Each line below should be retyped exactly, with no pictures.

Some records
★ ★ ★ ★

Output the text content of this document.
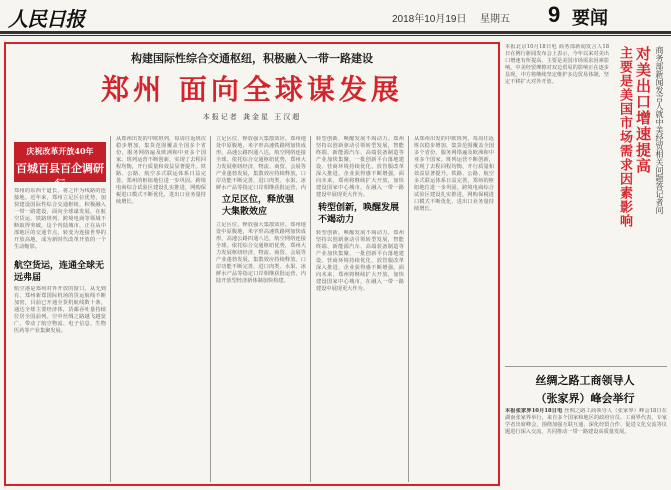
人民日报	2018年10月19日 星期五 9 要闻
构建国际性综合交通枢纽，积极融入一带一路建设
郑州 面向全球谋发展
本报记者 龚金星 王汉超
庆祝改革开放40年
百城百县百企调研行
郑州的东西干道长，将之作为线路的连接地。近年来，郑州立足区位优势，加快建设国际性综合交通枢纽，积极融入一带一路建设，面向全球谋发展，在航空货运、铁路班列、跨境电商等领域不断取得突破。这个内陆城市，正在从中部地区的交通节点，转变为连接世界的开放高地，成为新时代改革开放的一个生动缩影。
航空货运，连通全球无远弗届
航空港是郑州对外开放的窗口。从无到有，郑州新郑国际机场的货运航线不断加密，目前已开通全货机航线数十条，通达全球主要经济体，货邮吞吐量持续位居全国前列。空中丝绸之路越飞越宽广，带动了航空物流、电子信息、生物医药等产业集聚发展。
从郑州出发的中欧班列，每周往返班次稳步增加，集货范围覆盖全国多个省份，服务网络遍及欧洲和中亚多个国家。班列运营不断创新，实现了去程回程均衡，开行质量和效益显著提升。铁路、公路、航空多式联运体系日益完善，郑州的枢纽地位进一步巩固。跨境电商综合试验区建设扎实推进，网购保税进口模式不断优化，进出口业务量持续增长。	立足区位，释放强大集散效应
立足区位，释放强大集散效应。郑州地处中原腹地，米字形高速铁路网加快成形，高速公路四通八达，航空网络连接全球。依托综合交通枢纽优势，郑州大力发展枢纽经济，物流、商贸、会展等产业蓬勃发展，集散效应持续释放。口岸功能不断完善，进口肉类、水果、冰鲜水产品等指定口岸相继获批运营，内
立足区位，释放强大集散效应。郑州地处中原腹地，米字形高速铁路网加快成形，高速公路四通八达，航空网络连接全球。依托综合交通枢纽优势，郑州大力发展枢纽经济，物流、商贸、会展等产业蓬勃发展，集散效应持续释放。口岸功能不断完善，进口肉类、水果、冰鲜水产品等指定口岸相继获批运营，内陆开放型经济新体制加快构建。
转型创新，唤醒发展不竭动力。郑州坚持以创新驱动引领转型发展，智能终端、新能源汽车、高端装备制造等产业加快集聚，一批创新平台落地建设。营商环境持续优化，放管服改革深入推进，企业获得感不断增强。面向未来，郑州将继续扩大开放，加快建设国家中心城市，在融入一带一路建设中展现更大作为。
转型创新，唤醒发展不竭动力
转型创新，唤醒发展不竭动力。郑州坚持以创新驱动引领转型发展，智能终端、新能源汽车、高端装备制造等产业加快集聚，一批创新平台落地建设。营商环境持续优化，放管服改革深入推进，企业获得感不断增强。面向未来，郑州将继续扩大开放，加快建设国家中心城市，在融入一带一路建设中展现更大作为。
从郑州出发的中欧班列，每周往返班次稳步增加，集货范围覆盖全国多个省份，服务网络遍及欧洲和中亚多个国家。班列运营不断创新，实现了去程回程均衡，开行质量和效益显著提升。铁路、公路、航空多式联运体系日益完善，郑州的枢纽地位进一步巩固。跨境电商综合试验区建设扎实推进，网购保税进口模式不断优化，进出口业务量持续增长。
本报北京10月18日电 商务部新闻发言人18日在例行新闻发布会上表示，今年以来对美出口增速有所提高，主要是美国市场需求因素影响。中美经贸摩擦对双边贸易的影响正在逐步显现，中方将继续坚定维护多边贸易体制，坚定不移扩大对外开放。	对美出口增速提高
主要是美国市场需求因素影响	商务部新闻发言人就中美经贸相关问题答记者问
丝绸之路工商领导人
（张家界）峰会举行
本报张家界10月18日电 丝绸之路工商领导人（张家界）峰会18日在湖南张家界举行。来自多个国家和地区的政府官员、工商界代表、专家学者出席峰会，围绕加强互联互通、深化经贸合作、促进文化交流等议题进行深入交流，共同推动一带一路建设高质量发展。
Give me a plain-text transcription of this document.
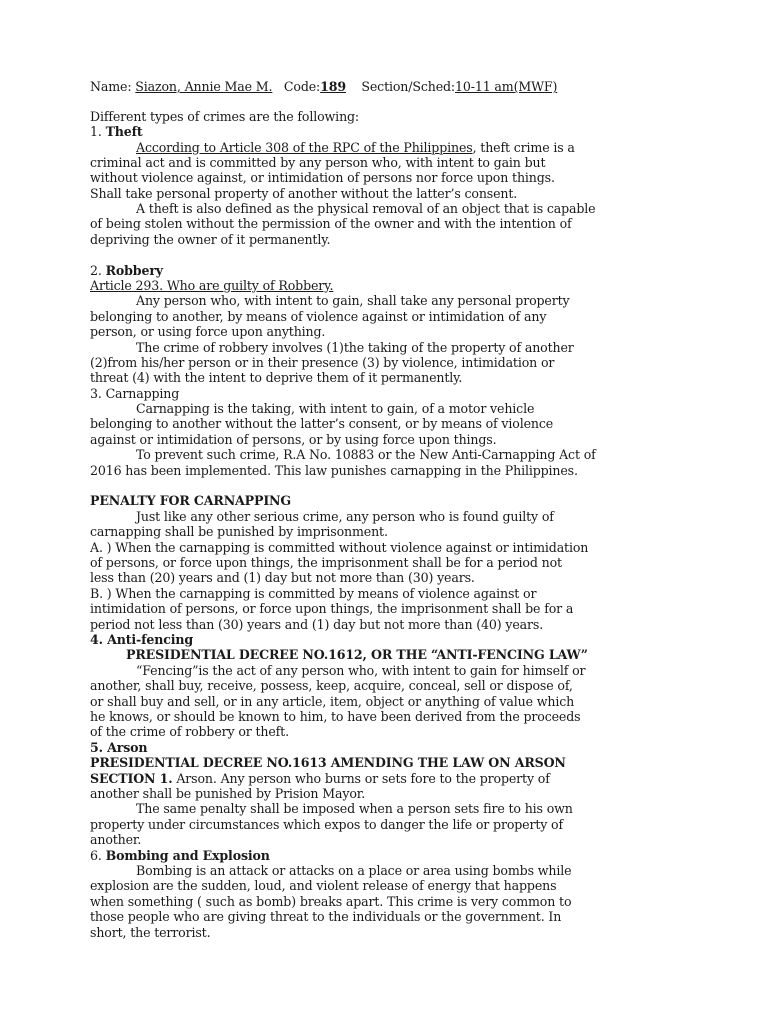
Name: Siazon, Annie Mae M. Code:189 Section/Sched:10-11 am(MWF)
Different types of crimes are the following:
1. Theft
According to Article 308 of the RPC of the Philippines, theft crime is a
criminal act and is committed by any person who, with intent to gain but
without violence against, or intimidation of persons nor force upon things.
Shall take personal property of another without the latter’s consent.
A theft is also defined as the physical removal of an object that is capable
of being stolen without the permission of the owner and with the intention of
depriving the owner of it permanently.
2. Robbery
Article 293. Who are guilty of Robbery.
Any person who, with intent to gain, shall take any personal property
belonging to another, by means of violence against or intimidation of any
person, or using force upon anything.
The crime of robbery involves (1)the taking of the property of another
(2)from his/her person or in their presence (3) by violence, intimidation or
threat (4) with the intent to deprive them of it permanently.
3. Carnapping
Carnapping is the taking, with intent to gain, of a motor vehicle
belonging to another without the latter’s consent, or by means of violence
against or intimidation of persons, or by using force upon things.
To prevent such crime, R.A No. 10883 or the New Anti-Carnapping Act of
2016 has been implemented. This law punishes carnapping in the Philippines.
PENALTY FOR CARNAPPING
Just like any other serious crime, any person who is found guilty of
carnapping shall be punished by imprisonment.
A. ) When the carnapping is committed without violence against or intimidation
of persons, or force upon things, the imprisonment shall be for a period not
less than (20) years and (1) day but not more than (30) years.
B. ) When the carnapping is committed by means of violence against or
intimidation of persons, or force upon things, the imprisonment shall be for a
period not less than (30) years and (1) day but not more than (40) years.
4. Anti-fencing
PRESIDENTIAL DECREE NO.1612, OR THE “ANTI-FENCING LAW”
“Fencing”is the act of any person who, with intent to gain for himself or
another, shall buy, receive, possess, keep, acquire, conceal, sell or dispose of,
or shall buy and sell, or in any article, item, object or anything of value which
he knows, or should be known to him, to have been derived from the proceeds
of the crime of robbery or theft.
5. Arson
PRESIDENTIAL DECREE NO.1613 AMENDING THE LAW ON ARSON
SECTION 1. Arson. Any person who burns or sets fore to the property of
another shall be punished by Prision Mayor.
The same penalty shall be imposed when a person sets fire to his own
property under circumstances which expos to danger the life or property of
another.
6. Bombing and Explosion
Bombing is an attack or attacks on a place or area using bombs while
explosion are the sudden, loud, and violent release of energy that happens
when something ( such as bomb) breaks apart. This crime is very common to
those people who are giving threat to the individuals or the government. In
short, the terrorist.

★ ★ ★ ★

Complete response:
Output the text content of this document.
人民日报	2018年10月19日 星期五 9 要闻
构建国际性综合交通枢纽，积极融入一带一路建设
郑州 面向全球谋发展
本报记者 龚金星 王汉超
庆祝改革开放40年
百城百县百企调研行
郑州的东西干道长，将之作为线路的连接地。近年来，郑州立足区位优势，加快建设国际性综合交通枢纽，积极融入一带一路建设，面向全球谋发展，在航空货运、铁路班列、跨境电商等领域不断取得突破。这个内陆城市，正在从中部地区的交通节点，转变为连接世界的开放高地，成为新时代改革开放的一个生动缩影。
航空货运，连通全球无远弗届
航空港是郑州对外开放的窗口。从无到有，郑州新郑国际机场的货运航线不断加密，目前已开通全货机航线数十条，通达全球主要经济体，货邮吞吐量持续位居全国前列。空中丝绸之路越飞越宽广，带动了航空物流、电子信息、生物医药等产业集聚发展。
从郑州出发的中欧班列，每周往返班次稳步增加，集货范围覆盖全国多个省份，服务网络遍及欧洲和中亚多个国家。班列运营不断创新，实现了去程回程均衡，开行质量和效益显著提升。铁路、公路、航空多式联运体系日益完善，郑州的枢纽地位进一步巩固。跨境电商综合试验区建设扎实推进，网购保税进口模式不断优化，进出口业务量持续增长。	立足区位，释放强大集散效应
立足区位，释放强大集散效应。郑州地处中原腹地，米字形高速铁路网加快成形，高速公路四通八达，航空网络连接全球。依托综合交通枢纽优势，郑州大力发展枢纽经济，物流、商贸、会展等产业蓬勃发展，集散效应持续释放。口岸功能不断完善，进口肉类、水果、冰鲜水产品等指定口岸相继获批运营，内
立足区位，释放强大集散效应。郑州地处中原腹地，米字形高速铁路网加快成形，高速公路四通八达，航空网络连接全球。依托综合交通枢纽优势，郑州大力发展枢纽经济，物流、商贸、会展等产业蓬勃发展，集散效应持续释放。口岸功能不断完善，进口肉类、水果、冰鲜水产品等指定口岸相继获批运营，内陆开放型经济新体制加快构建。
转型创新，唤醒发展不竭动力。郑州坚持以创新驱动引领转型发展，智能终端、新能源汽车、高端装备制造等产业加快集聚，一批创新平台落地建设。营商环境持续优化，放管服改革深入推进，企业获得感不断增强。面向未来，郑州将继续扩大开放，加快建设国家中心城市，在融入一带一路建设中展现更大作为。
转型创新，唤醒发展不竭动力
转型创新，唤醒发展不竭动力。郑州坚持以创新驱动引领转型发展，智能终端、新能源汽车、高端装备制造等产业加快集聚，一批创新平台落地建设。营商环境持续优化，放管服改革深入推进，企业获得感不断增强。面向未来，郑州将继续扩大开放，加快建设国家中心城市，在融入一带一路建设中展现更大作为。
从郑州出发的中欧班列，每周往返班次稳步增加，集货范围覆盖全国多个省份，服务网络遍及欧洲和中亚多个国家。班列运营不断创新，实现了去程回程均衡，开行质量和效益显著提升。铁路、公路、航空多式联运体系日益完善，郑州的枢纽地位进一步巩固。跨境电商综合试验区建设扎实推进，网购保税进口模式不断优化，进出口业务量持续增长。
本报北京10月18日电 商务部新闻发言人18日在例行新闻发布会上表示，今年以来对美出口增速有所提高，主要是美国市场需求因素影响。中美经贸摩擦对双边贸易的影响正在逐步显现，中方将继续坚定维护多边贸易体制，坚定不移扩大对外开放。	对美出口增速提高
主要是美国市场需求因素影响	商务部新闻发言人就中美经贸相关问题答记者问
丝绸之路工商领导人
（张家界）峰会举行
本报张家界10月18日电 丝绸之路工商领导人（张家界）峰会18日在湖南张家界举行。来自多个国家和地区的政府官员、工商界代表、专家学者出席峰会，围绕加强互联互通、深化经贸合作、促进文化交流等议题进行深入交流，共同推动一带一路建设高质量发展。
Give me a plain-text transcription of this document.
Name: Siazon, Annie Mae M. Code:189 Section/Sched:10-11 am(MWF)
Different types of crimes are the following:
1. Theft
According to Article 308 of the RPC of the Philippines, theft crime is a
criminal act and is committed by any person who, with intent to gain but
without violence against, or intimidation of persons nor force upon things.
Shall take personal property of another without the latter’s consent.
A theft is also defined as the physical removal of an object that is capable
of being stolen without the permission of the owner and with the intention of
depriving the owner of it permanently.
2. Robbery
Article 293. Who are guilty of Robbery.
Any person who, with intent to gain, shall take any personal property
belonging to another, by means of violence against or intimidation of any
person, or using force upon anything.
The crime of robbery involves (1)the taking of the property of another
(2)from his/her person or in their presence (3) by violence, intimidation or
threat (4) with the intent to deprive them of it permanently.
3. Carnapping
Carnapping is the taking, with intent to gain, of a motor vehicle
belonging to another without the latter’s consent, or by means of violence
against or intimidation of persons, or by using force upon things.
To prevent such crime, R.A No. 10883 or the New Anti-Carnapping Act of
2016 has been implemented. This law punishes carnapping in the Philippines.
PENALTY FOR CARNAPPING
Just like any other serious crime, any person who is found guilty of
carnapping shall be punished by imprisonment.
A. ) When the carnapping is committed without violence against or intimidation
of persons, or force upon things, the imprisonment shall be for a period not
less than (20) years and (1) day but not more than (30) years.
B. ) When the carnapping is committed by means of violence against or
intimidation of persons, or force upon things, the imprisonment shall be for a
period not less than (30) years and (1) day but not more than (40) years.
4. Anti-fencing
PRESIDENTIAL DECREE NO.1612, OR THE “ANTI-FENCING LAW”
“Fencing”is the act of any person who, with intent to gain for himself or
another, shall buy, receive, possess, keep, acquire, conceal, sell or dispose of,
or shall buy and sell, or in any article, item, object or anything of value which
he knows, or should be known to him, to have been derived from the proceeds
of the crime of robbery or theft.
5. Arson
PRESIDENTIAL DECREE NO.1613 AMENDING THE LAW ON ARSON
SECTION 1. Arson. Any person who burns or sets fore to the property of
another shall be punished by Prision Mayor.
The same penalty shall be imposed when a person sets fire to his own
property under circumstances which expos to danger the life or property of
another.
6. Bombing and Explosion
Bombing is an attack or attacks on a place or area using bombs while
explosion are the sudden, loud, and violent release of energy that happens
when something ( such as bomb) breaks apart. This crime is very common to
those people who are giving threat to the individuals or the government. In
short, the terrorist.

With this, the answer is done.